↓

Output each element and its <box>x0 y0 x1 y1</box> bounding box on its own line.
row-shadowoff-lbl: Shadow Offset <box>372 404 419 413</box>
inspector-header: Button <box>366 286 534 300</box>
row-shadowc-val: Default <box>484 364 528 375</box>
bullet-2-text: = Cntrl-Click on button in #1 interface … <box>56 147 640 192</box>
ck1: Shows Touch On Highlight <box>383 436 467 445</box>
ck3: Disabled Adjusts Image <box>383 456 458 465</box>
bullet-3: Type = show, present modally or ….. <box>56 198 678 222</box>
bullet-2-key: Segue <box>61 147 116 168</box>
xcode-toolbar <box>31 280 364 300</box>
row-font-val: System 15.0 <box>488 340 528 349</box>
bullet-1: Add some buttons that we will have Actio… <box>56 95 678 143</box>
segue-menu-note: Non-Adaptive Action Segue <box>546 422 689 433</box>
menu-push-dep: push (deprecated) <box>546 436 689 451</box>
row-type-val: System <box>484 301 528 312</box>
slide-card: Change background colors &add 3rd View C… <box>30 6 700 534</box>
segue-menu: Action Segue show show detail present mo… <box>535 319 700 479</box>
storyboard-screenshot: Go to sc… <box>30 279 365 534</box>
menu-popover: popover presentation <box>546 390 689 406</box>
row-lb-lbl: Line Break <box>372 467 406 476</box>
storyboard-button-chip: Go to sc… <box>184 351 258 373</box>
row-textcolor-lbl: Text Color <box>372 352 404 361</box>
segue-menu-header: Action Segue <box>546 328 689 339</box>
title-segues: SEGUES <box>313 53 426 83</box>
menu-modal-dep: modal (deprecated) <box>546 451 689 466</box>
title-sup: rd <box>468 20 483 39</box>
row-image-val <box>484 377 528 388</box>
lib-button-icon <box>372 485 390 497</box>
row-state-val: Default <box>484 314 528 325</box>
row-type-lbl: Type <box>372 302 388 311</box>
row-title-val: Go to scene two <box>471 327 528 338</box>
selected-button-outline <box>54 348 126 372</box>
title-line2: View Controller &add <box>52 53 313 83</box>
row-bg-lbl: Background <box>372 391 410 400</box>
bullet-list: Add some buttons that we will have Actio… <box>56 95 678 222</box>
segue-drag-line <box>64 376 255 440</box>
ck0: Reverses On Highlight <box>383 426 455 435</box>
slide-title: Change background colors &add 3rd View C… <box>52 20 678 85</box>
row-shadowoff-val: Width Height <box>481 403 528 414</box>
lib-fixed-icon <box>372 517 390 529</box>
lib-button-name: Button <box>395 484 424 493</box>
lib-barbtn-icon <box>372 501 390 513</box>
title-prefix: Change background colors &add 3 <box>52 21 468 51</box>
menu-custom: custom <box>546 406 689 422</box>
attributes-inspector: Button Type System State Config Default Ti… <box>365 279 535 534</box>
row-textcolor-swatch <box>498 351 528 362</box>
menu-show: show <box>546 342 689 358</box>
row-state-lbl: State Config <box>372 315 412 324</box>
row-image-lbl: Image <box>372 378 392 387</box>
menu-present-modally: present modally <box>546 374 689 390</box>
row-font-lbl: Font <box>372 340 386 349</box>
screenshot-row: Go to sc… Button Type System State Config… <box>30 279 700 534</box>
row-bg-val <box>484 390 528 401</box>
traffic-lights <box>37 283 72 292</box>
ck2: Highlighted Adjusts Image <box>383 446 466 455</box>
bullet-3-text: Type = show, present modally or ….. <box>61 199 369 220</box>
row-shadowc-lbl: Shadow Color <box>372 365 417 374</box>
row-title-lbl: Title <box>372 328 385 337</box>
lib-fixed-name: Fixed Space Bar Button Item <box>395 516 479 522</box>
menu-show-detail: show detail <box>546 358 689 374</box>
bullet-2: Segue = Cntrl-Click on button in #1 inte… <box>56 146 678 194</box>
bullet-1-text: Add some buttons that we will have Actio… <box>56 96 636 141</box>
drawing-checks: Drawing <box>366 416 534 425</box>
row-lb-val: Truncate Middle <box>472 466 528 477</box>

↑

### What is being asked
Copy all of the lines above word for word, with nothing changed.

### Result of this task
Output each element and its <box>x0 y0 x1 y1</box> bounding box on its own line.
row-shadowoff-lbl: Shadow Offset <box>372 404 419 413</box>
inspector-header: Button <box>366 286 534 300</box>
row-shadowc-val: Default <box>484 364 528 375</box>
bullet-2-text: = Cntrl-Click on button in #1 interface … <box>56 147 640 192</box>
ck1: Shows Touch On Highlight <box>383 436 467 445</box>
ck3: Disabled Adjusts Image <box>383 456 458 465</box>
bullet-3: Type = show, present modally or ….. <box>56 198 678 222</box>
bullet-2-key: Segue <box>61 147 116 168</box>
xcode-toolbar <box>31 280 364 300</box>
row-font-val: System 15.0 <box>488 340 528 349</box>
bullet-1: Add some buttons that we will have Actio… <box>56 95 678 143</box>
segue-menu-note: Non-Adaptive Action Segue <box>546 422 689 433</box>
menu-push-dep: push (deprecated) <box>546 436 689 451</box>
row-type-val: System <box>484 301 528 312</box>
slide-card: Change background colors &add 3rd View C… <box>30 6 700 534</box>
segue-menu: Action Segue show show detail present mo… <box>535 319 700 479</box>
storyboard-screenshot: Go to sc… <box>30 279 365 534</box>
menu-popover: popover presentation <box>546 390 689 406</box>
row-lb-lbl: Line Break <box>372 467 406 476</box>
storyboard-button-chip: Go to sc… <box>184 351 258 373</box>
row-textcolor-lbl: Text Color <box>372 352 404 361</box>
segue-menu-header: Action Segue <box>546 328 689 339</box>
title-segues: SEGUES <box>313 53 426 83</box>
menu-modal-dep: modal (deprecated) <box>546 451 689 466</box>
title-sup: rd <box>468 20 483 39</box>
row-image-val <box>484 377 528 388</box>
lib-button-icon <box>372 485 390 497</box>
row-state-val: Default <box>484 314 528 325</box>
row-type-lbl: Type <box>372 302 388 311</box>
row-title-val: Go to scene two <box>471 327 528 338</box>
selected-button-outline <box>54 348 126 372</box>
title-line2: View Controller &add <box>52 53 313 83</box>
row-bg-lbl: Background <box>372 391 410 400</box>
bullet-list: Add some buttons that we will have Actio… <box>56 95 678 222</box>
segue-drag-line <box>64 376 255 440</box>
ck0: Reverses On Highlight <box>383 426 455 435</box>
slide-title: Change background colors &add 3rd View C… <box>52 20 678 85</box>
row-shadowoff-val: Width Height <box>481 403 528 414</box>
lib-fixed-icon <box>372 517 390 529</box>
lib-button-name: Button <box>395 484 424 493</box>
lib-barbtn-icon <box>372 501 390 513</box>
title-prefix: Change background colors &add 3 <box>52 21 468 51</box>
menu-custom: custom <box>546 406 689 422</box>
attributes-inspector: Button Type System State Config Default Ti… <box>365 279 535 534</box>
row-textcolor-swatch <box>498 351 528 362</box>
menu-show: show <box>546 342 689 358</box>
row-state-lbl: State Config <box>372 315 412 324</box>
row-image-lbl: Image <box>372 378 392 387</box>
menu-present-modally: present modally <box>546 374 689 390</box>
row-font-lbl: Font <box>372 340 386 349</box>
screenshot-row: Go to sc… Button Type System State Config… <box>30 279 700 534</box>
row-bg-val <box>484 390 528 401</box>
traffic-lights <box>37 283 72 292</box>
ck2: Highlighted Adjusts Image <box>383 446 466 455</box>
bullet-3-text: Type = show, present modally or ….. <box>61 199 369 220</box>
row-shadowc-lbl: Shadow Color <box>372 365 417 374</box>
row-title-lbl: Title <box>372 328 385 337</box>
lib-fixed-name: Fixed Space Bar Button Item <box>395 516 479 522</box>
menu-show-detail: show detail <box>546 358 689 374</box>
bullet-2: Segue = Cntrl-Click on button in #1 inte… <box>56 146 678 194</box>
bullet-1-text: Add some buttons that we will have Actio… <box>56 96 636 141</box>
drawing-checks: Drawing <box>366 416 534 425</box>
row-lb-val: Truncate Middle <box>472 466 528 477</box>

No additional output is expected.